SHORT EXERCISE
Take every line from the listing below that contains "obnovy".

[Stored records]
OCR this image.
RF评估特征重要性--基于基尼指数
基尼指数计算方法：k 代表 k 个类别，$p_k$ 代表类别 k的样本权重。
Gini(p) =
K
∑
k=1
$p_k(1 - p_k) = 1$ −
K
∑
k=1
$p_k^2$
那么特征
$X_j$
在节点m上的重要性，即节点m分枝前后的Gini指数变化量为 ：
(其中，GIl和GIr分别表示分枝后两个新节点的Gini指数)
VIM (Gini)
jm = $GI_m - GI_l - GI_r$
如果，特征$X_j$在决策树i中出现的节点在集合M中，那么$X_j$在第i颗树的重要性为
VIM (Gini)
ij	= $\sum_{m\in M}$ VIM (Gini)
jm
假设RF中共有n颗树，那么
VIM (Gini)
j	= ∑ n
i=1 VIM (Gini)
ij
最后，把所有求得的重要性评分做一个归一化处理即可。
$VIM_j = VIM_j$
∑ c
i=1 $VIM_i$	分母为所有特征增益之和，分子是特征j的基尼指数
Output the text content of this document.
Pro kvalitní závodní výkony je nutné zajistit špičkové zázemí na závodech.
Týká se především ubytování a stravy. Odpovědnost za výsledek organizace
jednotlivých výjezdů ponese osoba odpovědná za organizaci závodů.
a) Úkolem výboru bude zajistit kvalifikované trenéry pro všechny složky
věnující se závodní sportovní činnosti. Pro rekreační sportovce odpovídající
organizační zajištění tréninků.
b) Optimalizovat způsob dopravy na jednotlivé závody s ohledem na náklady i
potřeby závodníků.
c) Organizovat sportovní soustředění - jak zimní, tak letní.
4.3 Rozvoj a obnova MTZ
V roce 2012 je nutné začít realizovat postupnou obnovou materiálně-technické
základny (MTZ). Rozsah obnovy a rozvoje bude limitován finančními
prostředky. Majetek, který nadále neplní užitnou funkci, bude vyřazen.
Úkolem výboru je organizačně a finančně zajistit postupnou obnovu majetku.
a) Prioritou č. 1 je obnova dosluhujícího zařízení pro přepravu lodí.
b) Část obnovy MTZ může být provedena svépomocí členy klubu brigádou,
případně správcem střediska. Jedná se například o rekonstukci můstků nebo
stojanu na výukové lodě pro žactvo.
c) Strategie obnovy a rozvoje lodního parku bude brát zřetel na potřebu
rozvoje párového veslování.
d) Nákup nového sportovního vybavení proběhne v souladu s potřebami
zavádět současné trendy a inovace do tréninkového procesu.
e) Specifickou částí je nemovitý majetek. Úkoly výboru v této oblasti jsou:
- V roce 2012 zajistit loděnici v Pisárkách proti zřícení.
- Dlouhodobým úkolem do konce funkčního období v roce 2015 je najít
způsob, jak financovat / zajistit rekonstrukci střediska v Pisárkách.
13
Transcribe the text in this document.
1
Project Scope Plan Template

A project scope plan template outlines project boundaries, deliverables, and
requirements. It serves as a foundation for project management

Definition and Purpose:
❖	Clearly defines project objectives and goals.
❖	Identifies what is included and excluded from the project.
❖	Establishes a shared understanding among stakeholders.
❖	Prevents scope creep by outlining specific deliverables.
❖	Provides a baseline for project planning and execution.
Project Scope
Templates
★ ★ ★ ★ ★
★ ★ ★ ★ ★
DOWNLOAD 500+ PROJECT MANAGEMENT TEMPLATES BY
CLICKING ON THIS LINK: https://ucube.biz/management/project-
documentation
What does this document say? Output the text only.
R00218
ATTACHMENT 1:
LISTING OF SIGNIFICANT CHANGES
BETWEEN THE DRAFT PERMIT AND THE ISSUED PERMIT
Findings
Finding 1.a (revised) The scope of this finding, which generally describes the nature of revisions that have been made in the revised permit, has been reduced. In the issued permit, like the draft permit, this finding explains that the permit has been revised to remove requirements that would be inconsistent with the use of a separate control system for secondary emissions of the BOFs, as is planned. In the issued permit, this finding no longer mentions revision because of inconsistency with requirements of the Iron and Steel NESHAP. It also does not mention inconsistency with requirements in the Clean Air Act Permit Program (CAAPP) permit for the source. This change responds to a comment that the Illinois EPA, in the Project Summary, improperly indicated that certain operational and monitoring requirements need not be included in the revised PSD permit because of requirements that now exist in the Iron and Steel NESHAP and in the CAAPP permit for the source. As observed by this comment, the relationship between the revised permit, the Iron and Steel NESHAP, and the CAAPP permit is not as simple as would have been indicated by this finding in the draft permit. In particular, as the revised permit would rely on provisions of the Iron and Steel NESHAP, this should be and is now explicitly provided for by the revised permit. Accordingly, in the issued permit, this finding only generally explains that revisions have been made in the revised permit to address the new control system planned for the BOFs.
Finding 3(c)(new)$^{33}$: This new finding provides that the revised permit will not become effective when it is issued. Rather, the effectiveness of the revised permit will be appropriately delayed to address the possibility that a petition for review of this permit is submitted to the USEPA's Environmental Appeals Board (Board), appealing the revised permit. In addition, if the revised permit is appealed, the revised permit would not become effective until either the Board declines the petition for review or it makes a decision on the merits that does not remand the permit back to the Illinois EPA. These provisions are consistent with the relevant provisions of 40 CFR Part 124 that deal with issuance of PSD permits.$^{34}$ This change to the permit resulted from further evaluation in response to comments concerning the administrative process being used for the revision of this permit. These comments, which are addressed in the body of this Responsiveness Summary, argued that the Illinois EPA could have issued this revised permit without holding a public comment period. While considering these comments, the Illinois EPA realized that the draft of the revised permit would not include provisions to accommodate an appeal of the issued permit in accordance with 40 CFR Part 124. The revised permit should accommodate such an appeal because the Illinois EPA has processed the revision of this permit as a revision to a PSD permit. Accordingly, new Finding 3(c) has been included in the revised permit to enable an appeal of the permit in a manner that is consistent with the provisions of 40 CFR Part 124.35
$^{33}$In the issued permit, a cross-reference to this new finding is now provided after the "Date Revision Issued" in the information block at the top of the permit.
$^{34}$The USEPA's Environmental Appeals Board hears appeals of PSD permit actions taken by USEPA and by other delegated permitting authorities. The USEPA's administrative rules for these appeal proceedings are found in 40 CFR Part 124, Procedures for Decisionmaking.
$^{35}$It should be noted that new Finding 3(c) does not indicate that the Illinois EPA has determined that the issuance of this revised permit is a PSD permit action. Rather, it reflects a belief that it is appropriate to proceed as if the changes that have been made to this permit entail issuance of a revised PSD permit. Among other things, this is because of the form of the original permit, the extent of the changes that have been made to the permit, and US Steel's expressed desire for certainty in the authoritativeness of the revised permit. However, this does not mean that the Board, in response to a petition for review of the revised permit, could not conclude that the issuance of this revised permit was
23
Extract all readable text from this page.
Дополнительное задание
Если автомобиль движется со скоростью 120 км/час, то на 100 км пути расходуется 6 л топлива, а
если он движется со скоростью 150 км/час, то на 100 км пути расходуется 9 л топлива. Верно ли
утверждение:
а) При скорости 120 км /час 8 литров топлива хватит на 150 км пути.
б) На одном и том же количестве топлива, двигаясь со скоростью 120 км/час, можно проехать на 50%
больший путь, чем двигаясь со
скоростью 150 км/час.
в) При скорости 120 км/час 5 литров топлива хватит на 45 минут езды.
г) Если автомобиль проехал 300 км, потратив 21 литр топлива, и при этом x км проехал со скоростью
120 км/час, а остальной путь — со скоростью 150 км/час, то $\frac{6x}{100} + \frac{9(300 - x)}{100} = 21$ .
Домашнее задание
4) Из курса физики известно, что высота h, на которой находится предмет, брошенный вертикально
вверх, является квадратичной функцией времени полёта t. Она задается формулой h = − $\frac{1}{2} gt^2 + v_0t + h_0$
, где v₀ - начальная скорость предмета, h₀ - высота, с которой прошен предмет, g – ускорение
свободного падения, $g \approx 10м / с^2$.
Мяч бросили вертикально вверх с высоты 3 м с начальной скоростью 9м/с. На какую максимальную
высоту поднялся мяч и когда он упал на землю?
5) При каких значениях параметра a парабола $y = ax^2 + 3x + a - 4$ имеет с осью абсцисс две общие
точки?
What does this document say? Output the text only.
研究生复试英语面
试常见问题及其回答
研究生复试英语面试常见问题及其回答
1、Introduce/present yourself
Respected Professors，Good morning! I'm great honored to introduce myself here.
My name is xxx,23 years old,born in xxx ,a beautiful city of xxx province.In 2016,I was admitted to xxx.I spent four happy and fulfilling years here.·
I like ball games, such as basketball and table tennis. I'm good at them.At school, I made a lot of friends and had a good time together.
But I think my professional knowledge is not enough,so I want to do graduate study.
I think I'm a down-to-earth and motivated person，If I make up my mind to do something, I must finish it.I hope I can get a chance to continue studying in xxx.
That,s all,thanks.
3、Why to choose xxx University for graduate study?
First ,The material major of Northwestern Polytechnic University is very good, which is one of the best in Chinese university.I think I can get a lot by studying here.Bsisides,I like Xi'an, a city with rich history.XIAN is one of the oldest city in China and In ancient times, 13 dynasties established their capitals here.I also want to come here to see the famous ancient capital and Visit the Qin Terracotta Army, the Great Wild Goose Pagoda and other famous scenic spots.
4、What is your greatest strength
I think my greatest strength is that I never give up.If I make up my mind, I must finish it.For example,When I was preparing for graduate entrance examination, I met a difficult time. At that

RESULT OF THIS TASK
základny (MTZ). Rozsah obnovy a rozvoje bude limitován finančními
b) Část obnovy MTZ může být provedena svépomocí členy klubu brigádou,
c) Strategie obnovy a rozvoje lodního parku bude brát zřetel na potřebu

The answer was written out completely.